>> Start Extracted records

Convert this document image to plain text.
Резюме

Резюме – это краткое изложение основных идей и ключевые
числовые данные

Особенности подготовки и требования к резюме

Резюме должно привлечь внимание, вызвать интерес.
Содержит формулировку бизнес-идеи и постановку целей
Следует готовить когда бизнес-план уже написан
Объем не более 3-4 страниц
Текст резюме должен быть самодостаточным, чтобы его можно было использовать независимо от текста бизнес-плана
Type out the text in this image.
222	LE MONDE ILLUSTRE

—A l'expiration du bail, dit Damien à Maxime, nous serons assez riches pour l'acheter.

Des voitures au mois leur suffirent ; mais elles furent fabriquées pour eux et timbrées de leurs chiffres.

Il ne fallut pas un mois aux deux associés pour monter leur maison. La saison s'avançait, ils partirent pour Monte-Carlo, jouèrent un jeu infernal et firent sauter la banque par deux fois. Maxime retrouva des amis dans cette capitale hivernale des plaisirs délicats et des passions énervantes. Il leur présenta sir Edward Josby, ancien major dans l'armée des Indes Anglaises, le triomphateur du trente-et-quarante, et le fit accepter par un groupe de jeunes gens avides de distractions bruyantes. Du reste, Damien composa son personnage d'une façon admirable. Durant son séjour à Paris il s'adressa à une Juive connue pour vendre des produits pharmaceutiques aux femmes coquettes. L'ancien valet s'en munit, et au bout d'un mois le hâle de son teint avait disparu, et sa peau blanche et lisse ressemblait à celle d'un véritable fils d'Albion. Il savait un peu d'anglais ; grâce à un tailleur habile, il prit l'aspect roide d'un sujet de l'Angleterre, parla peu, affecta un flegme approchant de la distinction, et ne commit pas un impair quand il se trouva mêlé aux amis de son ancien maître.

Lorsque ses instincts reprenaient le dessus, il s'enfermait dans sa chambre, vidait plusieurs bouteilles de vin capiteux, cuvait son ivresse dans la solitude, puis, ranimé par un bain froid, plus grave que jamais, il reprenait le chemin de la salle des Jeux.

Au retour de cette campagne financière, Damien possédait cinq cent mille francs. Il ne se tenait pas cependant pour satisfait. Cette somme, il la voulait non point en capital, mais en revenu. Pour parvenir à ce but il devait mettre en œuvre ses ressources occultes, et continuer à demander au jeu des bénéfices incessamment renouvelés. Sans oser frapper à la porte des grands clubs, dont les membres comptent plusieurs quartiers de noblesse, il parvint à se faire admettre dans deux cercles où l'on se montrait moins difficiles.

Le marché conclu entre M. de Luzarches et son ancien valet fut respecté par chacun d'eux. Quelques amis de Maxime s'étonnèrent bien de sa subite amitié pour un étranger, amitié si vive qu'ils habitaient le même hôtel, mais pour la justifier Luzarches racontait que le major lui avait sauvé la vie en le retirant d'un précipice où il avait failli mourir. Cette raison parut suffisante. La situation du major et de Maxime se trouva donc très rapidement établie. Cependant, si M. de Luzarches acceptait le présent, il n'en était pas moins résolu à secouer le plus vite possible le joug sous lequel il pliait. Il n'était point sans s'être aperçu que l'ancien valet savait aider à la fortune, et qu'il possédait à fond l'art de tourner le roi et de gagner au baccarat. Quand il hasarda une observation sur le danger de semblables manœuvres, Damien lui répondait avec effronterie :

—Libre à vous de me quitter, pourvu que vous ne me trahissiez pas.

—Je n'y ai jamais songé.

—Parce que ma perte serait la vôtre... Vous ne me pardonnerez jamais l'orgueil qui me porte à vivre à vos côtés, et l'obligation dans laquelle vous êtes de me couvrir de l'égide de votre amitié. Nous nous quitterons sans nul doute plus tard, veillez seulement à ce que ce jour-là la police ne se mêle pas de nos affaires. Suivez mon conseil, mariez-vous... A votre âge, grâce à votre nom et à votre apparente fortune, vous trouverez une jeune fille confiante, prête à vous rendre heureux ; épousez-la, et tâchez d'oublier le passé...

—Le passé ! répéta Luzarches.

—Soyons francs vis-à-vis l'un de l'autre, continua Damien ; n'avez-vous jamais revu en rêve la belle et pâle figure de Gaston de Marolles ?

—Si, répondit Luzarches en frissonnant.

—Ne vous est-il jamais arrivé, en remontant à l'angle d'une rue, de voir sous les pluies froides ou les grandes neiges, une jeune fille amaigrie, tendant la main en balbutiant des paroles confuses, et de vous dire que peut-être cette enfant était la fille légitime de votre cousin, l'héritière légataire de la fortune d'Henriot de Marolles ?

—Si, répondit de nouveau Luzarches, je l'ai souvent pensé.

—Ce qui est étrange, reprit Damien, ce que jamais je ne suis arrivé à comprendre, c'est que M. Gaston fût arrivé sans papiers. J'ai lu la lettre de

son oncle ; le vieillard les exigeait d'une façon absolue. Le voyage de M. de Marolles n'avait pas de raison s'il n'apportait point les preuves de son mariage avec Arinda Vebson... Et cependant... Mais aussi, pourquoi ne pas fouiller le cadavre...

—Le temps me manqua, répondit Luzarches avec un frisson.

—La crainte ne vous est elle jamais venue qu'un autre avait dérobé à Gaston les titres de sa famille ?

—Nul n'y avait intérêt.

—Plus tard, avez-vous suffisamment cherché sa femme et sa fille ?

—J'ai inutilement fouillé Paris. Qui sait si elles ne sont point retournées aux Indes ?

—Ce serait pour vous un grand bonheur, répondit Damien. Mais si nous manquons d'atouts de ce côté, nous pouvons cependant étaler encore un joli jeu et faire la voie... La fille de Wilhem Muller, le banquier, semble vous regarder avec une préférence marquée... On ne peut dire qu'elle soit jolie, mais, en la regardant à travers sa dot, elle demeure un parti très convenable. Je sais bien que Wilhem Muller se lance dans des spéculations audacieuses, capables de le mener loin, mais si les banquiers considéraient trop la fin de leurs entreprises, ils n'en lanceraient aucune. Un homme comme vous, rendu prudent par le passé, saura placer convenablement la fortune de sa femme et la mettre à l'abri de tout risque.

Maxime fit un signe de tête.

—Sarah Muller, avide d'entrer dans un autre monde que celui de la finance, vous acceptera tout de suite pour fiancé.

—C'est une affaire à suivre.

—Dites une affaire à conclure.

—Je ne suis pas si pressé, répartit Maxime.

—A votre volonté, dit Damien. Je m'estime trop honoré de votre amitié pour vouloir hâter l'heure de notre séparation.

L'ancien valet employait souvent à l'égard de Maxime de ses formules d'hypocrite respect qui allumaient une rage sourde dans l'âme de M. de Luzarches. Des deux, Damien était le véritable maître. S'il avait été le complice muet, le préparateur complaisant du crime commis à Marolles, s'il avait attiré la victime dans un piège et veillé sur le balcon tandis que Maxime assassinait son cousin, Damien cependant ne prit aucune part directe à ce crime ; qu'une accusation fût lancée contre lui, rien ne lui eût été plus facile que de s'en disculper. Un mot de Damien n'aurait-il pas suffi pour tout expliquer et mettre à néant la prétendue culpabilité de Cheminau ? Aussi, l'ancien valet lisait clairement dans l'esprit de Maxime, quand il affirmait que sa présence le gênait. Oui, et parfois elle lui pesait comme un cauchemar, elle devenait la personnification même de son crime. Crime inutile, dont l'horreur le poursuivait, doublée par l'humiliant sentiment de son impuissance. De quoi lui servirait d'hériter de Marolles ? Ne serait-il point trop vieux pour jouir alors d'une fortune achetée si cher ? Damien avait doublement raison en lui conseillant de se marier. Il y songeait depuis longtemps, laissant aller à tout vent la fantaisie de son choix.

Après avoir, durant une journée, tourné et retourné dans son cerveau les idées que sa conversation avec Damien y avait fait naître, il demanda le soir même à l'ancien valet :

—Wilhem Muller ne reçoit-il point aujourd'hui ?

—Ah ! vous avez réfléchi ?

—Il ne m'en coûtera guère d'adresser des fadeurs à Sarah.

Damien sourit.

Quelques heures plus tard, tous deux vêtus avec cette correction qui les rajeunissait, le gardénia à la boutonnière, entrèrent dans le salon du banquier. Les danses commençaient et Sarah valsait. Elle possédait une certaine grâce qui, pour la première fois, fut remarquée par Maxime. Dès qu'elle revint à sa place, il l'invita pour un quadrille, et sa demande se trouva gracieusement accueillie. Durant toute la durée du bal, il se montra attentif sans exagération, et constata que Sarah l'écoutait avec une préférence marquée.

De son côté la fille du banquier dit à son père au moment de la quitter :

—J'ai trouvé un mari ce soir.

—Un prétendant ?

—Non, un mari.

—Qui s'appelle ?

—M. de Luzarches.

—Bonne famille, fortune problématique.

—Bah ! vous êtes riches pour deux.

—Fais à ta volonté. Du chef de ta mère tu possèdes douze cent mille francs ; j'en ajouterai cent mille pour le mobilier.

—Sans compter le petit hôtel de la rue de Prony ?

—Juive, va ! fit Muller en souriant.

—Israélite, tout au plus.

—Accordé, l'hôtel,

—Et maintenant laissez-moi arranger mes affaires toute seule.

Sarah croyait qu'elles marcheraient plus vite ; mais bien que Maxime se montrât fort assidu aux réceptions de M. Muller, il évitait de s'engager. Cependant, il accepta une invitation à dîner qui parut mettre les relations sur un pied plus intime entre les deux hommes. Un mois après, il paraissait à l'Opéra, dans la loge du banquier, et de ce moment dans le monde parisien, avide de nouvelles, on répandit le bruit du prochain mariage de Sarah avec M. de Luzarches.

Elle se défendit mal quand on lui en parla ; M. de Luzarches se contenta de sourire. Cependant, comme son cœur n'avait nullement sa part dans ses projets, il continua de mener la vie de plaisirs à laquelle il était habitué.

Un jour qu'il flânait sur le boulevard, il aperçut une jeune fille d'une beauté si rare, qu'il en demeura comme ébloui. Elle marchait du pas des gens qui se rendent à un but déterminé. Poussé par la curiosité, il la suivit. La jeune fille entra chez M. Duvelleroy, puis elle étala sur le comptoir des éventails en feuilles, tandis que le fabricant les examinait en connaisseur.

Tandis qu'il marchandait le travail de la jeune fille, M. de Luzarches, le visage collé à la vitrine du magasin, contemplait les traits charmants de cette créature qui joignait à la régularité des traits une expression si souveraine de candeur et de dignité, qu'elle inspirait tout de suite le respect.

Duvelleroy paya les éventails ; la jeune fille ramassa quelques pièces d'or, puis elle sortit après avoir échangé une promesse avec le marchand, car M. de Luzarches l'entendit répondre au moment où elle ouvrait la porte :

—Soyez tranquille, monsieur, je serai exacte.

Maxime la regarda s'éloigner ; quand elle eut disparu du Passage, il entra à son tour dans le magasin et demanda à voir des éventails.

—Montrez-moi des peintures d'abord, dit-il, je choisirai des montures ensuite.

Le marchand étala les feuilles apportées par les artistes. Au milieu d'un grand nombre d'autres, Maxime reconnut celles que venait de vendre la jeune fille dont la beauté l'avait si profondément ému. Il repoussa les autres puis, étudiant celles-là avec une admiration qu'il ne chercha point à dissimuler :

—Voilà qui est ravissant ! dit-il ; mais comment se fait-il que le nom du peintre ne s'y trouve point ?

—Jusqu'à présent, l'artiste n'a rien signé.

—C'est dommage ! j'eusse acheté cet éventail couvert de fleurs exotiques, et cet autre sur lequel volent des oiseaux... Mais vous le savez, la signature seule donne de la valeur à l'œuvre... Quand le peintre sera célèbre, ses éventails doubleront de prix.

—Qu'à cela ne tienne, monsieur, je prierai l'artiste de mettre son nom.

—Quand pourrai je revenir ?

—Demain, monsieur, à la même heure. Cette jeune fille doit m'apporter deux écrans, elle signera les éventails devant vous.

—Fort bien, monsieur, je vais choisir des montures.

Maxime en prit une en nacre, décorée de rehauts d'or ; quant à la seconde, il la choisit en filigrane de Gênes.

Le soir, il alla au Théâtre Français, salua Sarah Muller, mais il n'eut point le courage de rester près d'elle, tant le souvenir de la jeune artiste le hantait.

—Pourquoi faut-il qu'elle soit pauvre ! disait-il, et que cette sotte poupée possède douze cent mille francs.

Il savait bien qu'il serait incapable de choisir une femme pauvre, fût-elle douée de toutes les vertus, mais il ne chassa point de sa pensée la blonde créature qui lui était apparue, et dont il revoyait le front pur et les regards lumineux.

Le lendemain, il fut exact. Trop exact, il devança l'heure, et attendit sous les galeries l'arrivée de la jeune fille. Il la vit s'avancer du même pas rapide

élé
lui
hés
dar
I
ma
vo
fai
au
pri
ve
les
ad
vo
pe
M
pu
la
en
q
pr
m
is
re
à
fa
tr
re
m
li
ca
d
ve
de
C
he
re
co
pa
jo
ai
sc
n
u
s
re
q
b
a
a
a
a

>> End Extracted records

Task brief:
Work out how many lines of the listing above include the word "pauvre". Reply with nothing but the count.

Written reply:
2